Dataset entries
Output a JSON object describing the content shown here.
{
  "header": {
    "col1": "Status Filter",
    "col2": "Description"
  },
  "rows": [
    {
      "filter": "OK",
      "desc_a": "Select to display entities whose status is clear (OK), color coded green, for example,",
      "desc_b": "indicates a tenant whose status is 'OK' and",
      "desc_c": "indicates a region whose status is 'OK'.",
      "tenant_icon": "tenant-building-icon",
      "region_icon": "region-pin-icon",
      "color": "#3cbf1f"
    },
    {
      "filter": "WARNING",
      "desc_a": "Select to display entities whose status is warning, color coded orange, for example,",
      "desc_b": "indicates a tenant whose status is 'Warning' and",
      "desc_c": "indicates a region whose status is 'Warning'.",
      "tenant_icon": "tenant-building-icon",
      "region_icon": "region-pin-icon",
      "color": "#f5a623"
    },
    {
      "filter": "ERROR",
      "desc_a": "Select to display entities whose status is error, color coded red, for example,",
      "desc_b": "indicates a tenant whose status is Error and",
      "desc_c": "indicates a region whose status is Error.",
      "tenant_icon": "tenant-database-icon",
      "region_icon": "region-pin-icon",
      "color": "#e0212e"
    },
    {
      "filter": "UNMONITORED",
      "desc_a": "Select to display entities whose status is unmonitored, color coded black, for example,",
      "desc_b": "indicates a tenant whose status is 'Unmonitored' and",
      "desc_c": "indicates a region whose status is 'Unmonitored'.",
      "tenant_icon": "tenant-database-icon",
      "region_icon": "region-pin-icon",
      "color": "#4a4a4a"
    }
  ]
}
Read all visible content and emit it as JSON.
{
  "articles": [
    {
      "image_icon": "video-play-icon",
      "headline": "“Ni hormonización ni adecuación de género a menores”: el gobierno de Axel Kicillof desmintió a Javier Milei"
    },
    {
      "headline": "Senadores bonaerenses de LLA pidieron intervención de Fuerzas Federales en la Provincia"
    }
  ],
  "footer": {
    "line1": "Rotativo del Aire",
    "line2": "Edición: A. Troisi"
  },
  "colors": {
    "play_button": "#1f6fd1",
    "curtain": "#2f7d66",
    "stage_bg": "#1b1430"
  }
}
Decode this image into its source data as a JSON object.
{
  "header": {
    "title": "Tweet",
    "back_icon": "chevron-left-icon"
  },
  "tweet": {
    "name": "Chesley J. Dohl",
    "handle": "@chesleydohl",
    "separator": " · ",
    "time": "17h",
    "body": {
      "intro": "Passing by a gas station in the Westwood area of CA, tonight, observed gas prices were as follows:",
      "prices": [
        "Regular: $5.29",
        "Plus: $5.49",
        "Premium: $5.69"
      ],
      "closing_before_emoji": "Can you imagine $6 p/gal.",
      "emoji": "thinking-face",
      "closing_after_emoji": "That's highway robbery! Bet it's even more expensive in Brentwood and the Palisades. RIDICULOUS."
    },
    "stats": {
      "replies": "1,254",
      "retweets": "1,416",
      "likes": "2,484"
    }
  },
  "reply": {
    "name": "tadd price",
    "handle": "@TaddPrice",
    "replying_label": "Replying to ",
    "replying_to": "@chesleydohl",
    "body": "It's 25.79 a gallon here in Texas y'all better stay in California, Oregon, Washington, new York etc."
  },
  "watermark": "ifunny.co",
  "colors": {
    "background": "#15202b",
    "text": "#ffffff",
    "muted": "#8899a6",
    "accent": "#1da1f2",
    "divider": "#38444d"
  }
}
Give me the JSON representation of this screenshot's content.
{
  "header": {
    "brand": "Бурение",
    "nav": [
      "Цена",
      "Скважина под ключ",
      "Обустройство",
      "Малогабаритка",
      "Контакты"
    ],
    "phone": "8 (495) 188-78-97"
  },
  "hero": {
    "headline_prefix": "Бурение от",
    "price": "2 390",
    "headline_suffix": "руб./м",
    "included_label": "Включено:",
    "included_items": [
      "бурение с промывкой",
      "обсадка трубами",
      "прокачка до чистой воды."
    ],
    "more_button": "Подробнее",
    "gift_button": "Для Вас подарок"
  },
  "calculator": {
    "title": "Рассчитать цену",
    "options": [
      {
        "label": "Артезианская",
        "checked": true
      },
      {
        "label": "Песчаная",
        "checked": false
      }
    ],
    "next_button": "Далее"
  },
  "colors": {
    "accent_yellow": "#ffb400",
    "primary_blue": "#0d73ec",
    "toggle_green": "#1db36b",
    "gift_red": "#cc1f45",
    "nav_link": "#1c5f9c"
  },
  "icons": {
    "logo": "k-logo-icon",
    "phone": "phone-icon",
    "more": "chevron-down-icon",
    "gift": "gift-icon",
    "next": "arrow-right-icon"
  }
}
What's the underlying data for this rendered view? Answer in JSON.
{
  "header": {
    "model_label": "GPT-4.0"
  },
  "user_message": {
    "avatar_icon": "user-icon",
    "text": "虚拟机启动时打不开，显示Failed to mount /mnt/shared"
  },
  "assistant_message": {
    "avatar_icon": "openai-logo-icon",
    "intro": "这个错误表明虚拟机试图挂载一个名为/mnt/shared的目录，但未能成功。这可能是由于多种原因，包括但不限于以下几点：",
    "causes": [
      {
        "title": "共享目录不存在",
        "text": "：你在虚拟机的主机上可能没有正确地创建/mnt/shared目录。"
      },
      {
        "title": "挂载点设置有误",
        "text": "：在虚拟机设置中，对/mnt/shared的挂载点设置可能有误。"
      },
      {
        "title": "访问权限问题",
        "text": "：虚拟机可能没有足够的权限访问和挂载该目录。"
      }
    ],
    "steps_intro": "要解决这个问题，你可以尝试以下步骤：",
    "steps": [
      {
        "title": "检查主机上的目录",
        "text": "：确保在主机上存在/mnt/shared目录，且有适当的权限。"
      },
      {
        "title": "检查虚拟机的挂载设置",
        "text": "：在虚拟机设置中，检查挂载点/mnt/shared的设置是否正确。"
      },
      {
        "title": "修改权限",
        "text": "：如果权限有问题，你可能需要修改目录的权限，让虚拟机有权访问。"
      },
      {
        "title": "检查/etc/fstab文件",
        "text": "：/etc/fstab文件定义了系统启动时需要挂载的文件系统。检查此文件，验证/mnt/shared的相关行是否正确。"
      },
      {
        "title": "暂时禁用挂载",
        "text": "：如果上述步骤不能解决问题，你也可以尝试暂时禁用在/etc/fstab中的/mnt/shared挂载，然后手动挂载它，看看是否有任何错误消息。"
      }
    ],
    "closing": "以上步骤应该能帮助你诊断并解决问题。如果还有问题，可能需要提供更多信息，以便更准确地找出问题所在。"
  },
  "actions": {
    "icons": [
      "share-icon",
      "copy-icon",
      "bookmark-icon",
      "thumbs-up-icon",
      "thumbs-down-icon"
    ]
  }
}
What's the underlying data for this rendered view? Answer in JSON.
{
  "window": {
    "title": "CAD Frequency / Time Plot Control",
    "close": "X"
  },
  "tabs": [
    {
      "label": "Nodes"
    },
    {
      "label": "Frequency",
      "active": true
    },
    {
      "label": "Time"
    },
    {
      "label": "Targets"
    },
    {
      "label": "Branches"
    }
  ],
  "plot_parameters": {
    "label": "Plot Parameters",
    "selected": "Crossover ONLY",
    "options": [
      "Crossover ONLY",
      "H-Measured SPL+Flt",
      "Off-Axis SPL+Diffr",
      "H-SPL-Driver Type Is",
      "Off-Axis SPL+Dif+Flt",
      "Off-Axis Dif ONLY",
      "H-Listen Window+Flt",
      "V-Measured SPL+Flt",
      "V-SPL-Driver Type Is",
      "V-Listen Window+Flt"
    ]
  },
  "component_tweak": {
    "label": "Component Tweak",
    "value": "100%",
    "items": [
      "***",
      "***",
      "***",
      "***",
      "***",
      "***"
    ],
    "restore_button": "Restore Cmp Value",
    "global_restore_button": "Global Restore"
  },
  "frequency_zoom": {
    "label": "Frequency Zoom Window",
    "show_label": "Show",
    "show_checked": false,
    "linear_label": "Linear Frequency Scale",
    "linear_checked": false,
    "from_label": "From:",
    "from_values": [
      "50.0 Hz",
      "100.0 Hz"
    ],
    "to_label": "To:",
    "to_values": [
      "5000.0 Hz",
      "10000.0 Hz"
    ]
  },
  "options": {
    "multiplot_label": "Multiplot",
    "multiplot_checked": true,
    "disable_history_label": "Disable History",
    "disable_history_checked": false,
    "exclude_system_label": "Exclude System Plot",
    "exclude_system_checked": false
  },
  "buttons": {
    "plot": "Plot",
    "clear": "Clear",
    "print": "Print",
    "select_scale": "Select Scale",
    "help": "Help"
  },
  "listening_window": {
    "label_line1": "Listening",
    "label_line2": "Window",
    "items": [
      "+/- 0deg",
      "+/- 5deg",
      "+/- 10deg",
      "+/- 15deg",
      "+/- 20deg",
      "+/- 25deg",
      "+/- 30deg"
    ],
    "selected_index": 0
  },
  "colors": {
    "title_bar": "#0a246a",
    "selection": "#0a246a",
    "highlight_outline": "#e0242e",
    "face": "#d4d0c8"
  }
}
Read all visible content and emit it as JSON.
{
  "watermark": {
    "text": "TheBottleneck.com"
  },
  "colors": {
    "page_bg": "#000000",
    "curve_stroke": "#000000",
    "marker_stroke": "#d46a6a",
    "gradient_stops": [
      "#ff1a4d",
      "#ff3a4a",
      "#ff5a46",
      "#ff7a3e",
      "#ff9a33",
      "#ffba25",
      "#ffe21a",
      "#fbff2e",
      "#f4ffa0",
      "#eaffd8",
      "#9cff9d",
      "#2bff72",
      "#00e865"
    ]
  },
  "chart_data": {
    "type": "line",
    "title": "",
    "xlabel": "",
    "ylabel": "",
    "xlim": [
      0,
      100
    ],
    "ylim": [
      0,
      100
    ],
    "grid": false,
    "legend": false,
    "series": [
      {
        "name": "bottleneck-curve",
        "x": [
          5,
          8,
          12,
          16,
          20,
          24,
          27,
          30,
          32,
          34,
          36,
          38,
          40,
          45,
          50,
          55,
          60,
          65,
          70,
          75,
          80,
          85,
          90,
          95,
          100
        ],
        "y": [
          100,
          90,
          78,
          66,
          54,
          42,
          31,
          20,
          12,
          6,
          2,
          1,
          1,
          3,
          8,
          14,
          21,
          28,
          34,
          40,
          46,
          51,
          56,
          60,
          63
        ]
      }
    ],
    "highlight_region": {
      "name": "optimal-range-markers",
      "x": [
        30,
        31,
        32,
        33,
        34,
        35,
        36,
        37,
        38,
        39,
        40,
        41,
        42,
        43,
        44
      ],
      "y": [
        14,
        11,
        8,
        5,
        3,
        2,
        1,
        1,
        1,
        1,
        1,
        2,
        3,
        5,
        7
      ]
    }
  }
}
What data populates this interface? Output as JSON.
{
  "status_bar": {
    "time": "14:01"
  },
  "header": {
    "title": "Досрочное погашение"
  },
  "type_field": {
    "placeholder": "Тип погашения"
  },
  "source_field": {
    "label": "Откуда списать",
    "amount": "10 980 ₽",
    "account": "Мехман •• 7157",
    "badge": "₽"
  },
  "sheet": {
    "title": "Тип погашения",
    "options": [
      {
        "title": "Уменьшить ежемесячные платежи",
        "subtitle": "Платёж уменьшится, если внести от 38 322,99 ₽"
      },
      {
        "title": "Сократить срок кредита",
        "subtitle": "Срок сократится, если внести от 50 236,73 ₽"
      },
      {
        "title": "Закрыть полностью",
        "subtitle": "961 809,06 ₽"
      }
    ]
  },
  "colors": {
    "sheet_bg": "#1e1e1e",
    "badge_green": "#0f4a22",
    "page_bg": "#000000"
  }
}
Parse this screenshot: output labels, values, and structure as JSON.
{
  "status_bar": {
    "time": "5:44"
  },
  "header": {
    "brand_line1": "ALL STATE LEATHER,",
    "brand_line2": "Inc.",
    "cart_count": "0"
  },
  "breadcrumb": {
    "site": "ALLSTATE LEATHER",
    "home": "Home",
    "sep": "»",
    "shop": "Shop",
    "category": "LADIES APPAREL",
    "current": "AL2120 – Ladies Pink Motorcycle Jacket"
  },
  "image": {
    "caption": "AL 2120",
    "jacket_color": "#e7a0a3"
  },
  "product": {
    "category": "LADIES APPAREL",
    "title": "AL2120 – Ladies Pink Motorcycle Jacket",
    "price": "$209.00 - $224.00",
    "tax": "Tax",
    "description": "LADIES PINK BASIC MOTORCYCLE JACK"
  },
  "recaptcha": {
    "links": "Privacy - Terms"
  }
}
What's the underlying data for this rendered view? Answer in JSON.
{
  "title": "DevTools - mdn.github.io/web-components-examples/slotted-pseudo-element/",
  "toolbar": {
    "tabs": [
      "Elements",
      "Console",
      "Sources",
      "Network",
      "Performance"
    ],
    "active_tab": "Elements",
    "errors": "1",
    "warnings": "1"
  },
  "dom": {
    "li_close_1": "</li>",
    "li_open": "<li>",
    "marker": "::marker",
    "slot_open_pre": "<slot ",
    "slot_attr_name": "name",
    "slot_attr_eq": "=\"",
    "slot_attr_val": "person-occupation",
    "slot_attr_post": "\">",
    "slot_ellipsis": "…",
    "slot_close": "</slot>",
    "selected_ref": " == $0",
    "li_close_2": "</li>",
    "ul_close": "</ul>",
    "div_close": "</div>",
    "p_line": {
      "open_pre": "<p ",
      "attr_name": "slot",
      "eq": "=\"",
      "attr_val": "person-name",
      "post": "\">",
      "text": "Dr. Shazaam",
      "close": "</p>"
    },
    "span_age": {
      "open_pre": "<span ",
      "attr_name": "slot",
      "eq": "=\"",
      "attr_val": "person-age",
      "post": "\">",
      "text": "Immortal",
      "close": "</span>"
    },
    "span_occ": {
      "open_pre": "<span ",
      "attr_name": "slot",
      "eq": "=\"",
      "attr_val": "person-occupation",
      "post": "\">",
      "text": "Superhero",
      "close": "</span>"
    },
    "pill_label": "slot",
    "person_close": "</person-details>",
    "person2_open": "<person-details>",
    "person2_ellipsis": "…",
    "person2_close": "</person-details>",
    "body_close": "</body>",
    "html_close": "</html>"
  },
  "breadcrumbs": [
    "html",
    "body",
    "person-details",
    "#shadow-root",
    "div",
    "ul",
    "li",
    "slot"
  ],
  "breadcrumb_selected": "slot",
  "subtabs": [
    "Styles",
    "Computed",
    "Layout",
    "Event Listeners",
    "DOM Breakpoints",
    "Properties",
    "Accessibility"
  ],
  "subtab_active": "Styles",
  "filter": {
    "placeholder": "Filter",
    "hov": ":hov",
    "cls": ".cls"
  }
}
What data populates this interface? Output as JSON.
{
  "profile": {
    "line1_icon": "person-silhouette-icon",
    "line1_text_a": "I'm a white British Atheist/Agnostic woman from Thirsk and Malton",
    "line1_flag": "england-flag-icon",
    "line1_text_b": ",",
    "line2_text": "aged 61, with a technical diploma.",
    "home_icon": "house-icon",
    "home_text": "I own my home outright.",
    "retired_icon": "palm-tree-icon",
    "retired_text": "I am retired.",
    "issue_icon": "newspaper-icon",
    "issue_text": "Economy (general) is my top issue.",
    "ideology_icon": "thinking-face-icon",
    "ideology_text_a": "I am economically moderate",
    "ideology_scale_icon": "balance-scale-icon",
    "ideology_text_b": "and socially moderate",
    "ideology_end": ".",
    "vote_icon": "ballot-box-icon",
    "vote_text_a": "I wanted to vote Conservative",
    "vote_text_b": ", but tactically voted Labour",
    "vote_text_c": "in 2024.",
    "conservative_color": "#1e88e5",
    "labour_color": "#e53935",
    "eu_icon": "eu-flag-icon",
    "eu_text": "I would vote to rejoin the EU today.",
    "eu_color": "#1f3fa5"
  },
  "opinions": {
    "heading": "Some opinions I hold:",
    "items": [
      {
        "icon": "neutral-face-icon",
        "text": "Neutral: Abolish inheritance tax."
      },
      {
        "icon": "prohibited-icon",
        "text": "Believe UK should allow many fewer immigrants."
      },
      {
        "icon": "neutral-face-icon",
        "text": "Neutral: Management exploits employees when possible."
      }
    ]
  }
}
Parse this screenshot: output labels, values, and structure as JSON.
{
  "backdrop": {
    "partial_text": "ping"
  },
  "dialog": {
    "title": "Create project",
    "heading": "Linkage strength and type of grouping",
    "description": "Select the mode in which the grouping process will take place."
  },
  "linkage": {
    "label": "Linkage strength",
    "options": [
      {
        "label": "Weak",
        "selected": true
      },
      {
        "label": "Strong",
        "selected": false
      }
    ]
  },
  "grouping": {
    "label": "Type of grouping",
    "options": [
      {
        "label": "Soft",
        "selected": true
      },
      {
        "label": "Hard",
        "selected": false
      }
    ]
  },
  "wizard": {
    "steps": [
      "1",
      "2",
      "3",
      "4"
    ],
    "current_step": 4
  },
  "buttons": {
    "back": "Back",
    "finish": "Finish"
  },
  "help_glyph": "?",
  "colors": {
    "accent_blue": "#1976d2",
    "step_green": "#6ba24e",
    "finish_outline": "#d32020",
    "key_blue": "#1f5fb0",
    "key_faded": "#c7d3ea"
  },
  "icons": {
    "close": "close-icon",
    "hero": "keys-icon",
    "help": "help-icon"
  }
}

**Exercise details**:
Using the entries above, return each line that includes the word "thinking".

**Answer below**:
      "emoji": "thinking-face",
    "ideology_icon": "thinking-face-icon",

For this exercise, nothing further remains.